### Problem description
The data below should be restated word for word, with every picture omitted.

Start of Information shown

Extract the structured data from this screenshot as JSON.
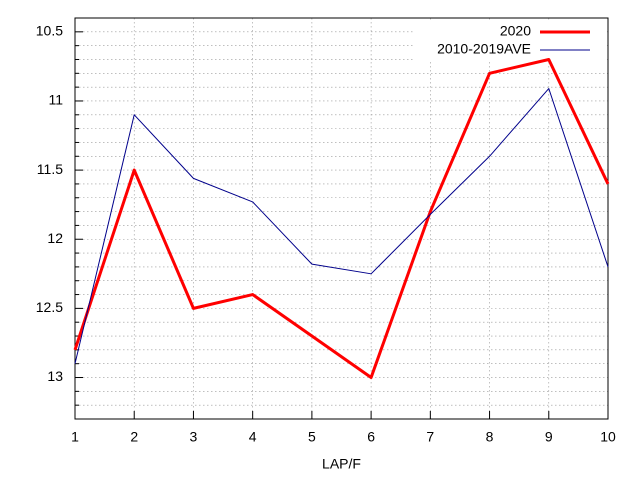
{
  "chart_data": {
    "type": "line",
    "x_label": "LAP/F",
    "x": [
      1,
      2,
      3,
      4,
      5,
      6,
      7,
      8,
      9,
      10
    ],
    "series": [
      {
        "name": "2020",
        "color": "#ff0000",
        "values": [
          12.8,
          11.5,
          12.5,
          12.4,
          12.7,
          13.0,
          11.8,
          10.8,
          10.7,
          11.6
        ]
      },
      {
        "name": "2010-2019AVE",
        "color": "#00008b",
        "values": [
          12.9,
          11.1,
          11.56,
          11.73,
          12.18,
          12.25,
          11.82,
          11.4,
          10.91,
          12.2
        ]
      }
    ],
    "xlim": [
      1,
      10
    ],
    "xticks": [
      1,
      2,
      3,
      4,
      5,
      6,
      7,
      8,
      9,
      10
    ],
    "ylim": [
      10.4,
      13.3
    ],
    "y_reversed": true,
    "yticks": [
      10.5,
      11,
      11.5,
      12,
      12.5,
      13
    ],
    "yminorticks": [
      10.6,
      10.7,
      10.8,
      10.9,
      11.1,
      11.2,
      11.3,
      11.4,
      11.6,
      11.7,
      11.8,
      11.9,
      12.1,
      12.2,
      12.3,
      12.4,
      12.6,
      12.7,
      12.8,
      12.9,
      13.1,
      13.2
    ],
    "grid": true,
    "legend": "top-right"
  }
}
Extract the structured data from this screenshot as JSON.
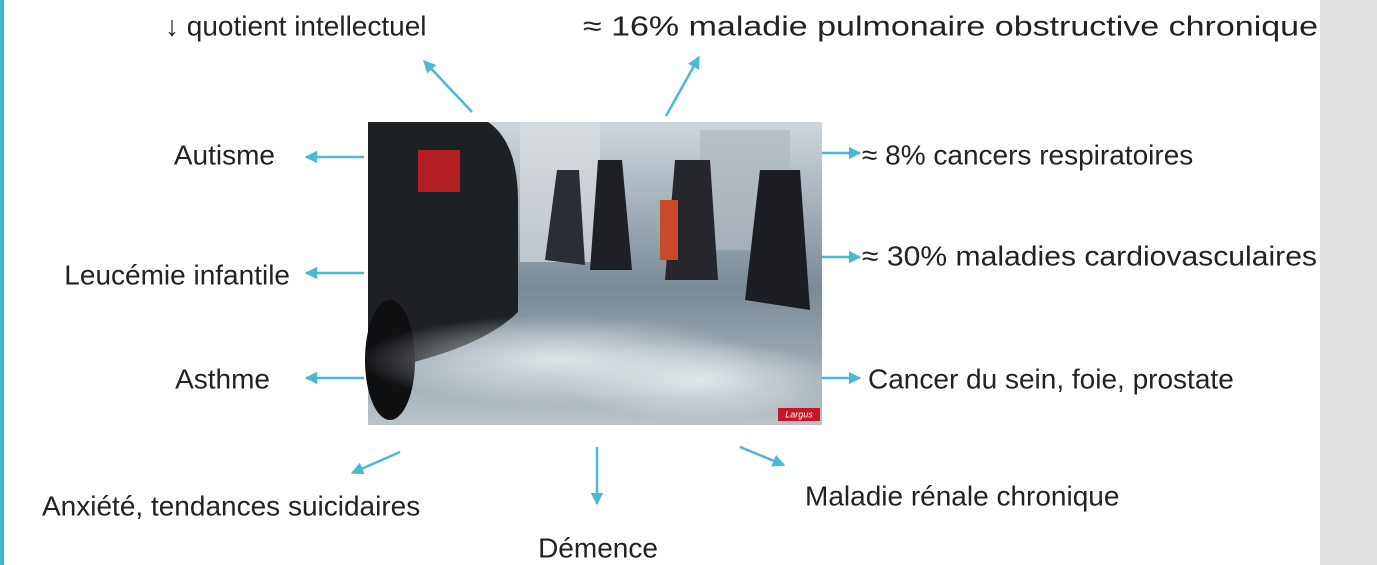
{
  "labels": {
    "top_left": "↓ quotient intellectuel",
    "top_right": "≈ 16% maladie pulmonaire obstructive chronique",
    "left_1": "Autisme",
    "left_2": "Leucémie infantile",
    "left_3": "Asthme",
    "right_1": "≈ 8% cancers respiratoires",
    "right_2": "≈ 30% maladies cardiovasculaires",
    "right_3": "Cancer du sein, foie, prostate",
    "bottom_left": "Anxiété, tendances suicidaires",
    "bottom_center": "Démence",
    "bottom_right": "Maladie rénale chronique"
  },
  "image": {
    "logo": "Largus"
  }
}
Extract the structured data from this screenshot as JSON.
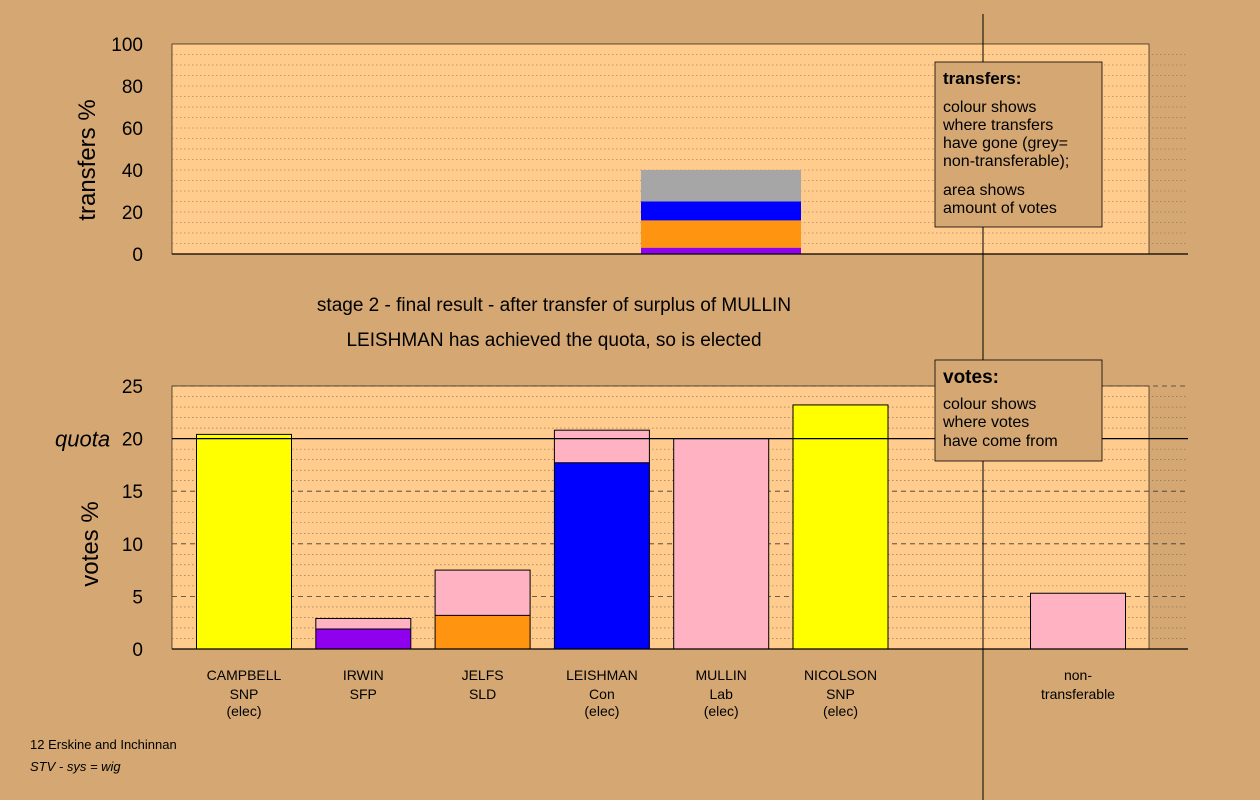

End of Information shown

### Exercise output
Extract the structured data from this screenshot as JSON.
{
  "chart_data": {
    "type": "line",
    "x_label": "LAP/F",
    "x": [
      1,
      2,
      3,
      4,
      5,
      6,
      7,
      8,
      9,
      10
    ],
    "series": [
      {
        "name": "2020",
        "color": "#ff0000",
        "values": [
          12.8,
          11.5,
          12.5,
          12.4,
          12.7,
          13.0,
          11.8,
          10.8,
          10.7,
          11.6
        ]
      },
      {
        "name": "2010-2019AVE",
        "color": "#00008b",
        "values": [
          12.9,
          11.1,
          11.56,
          11.73,
          12.18,
          12.25,
          11.82,
          11.4,
          10.91,
          12.2
        ]
      }
    ],
    "xlim": [
      1,
      10
    ],
    "xticks": [
      1,
      2,
      3,
      4,
      5,
      6,
      7,
      8,
      9,
      10
    ],
    "ylim": [
      10.4,
      13.3
    ],
    "y_reversed": true,
    "yticks": [
      10.5,
      11,
      11.5,
      12,
      12.5,
      13
    ],
    "yminorticks": [
      10.6,
      10.7,
      10.8,
      10.9,
      11.1,
      11.2,
      11.3,
      11.4,
      11.6,
      11.7,
      11.8,
      11.9,
      12.1,
      12.2,
      12.3,
      12.4,
      12.6,
      12.7,
      12.8,
      12.9,
      13.1,
      13.2
    ],
    "grid": true,
    "legend": "top-right"
  }
}
Extract the structured data from this screenshot as JSON.
{
  "labels": {
    "top_left": "↓ quotient intellectuel",
    "top_right": "≈ 16% maladie pulmonaire obstructive chronique",
    "left_1": "Autisme",
    "left_2": "Leucémie infantile",
    "left_3": "Asthme",
    "right_1": "≈ 8% cancers respiratoires",
    "right_2": "≈ 30% maladies cardiovasculaires",
    "right_3": "Cancer du sein, foie, prostate",
    "bottom_left": "Anxiété, tendances suicidaires",
    "bottom_center": "Démence",
    "bottom_right": "Maladie rénale chronique"
  },
  "image": {
    "logo": "Largus"
  }
}
Extract the structured data from this screenshot as JSON.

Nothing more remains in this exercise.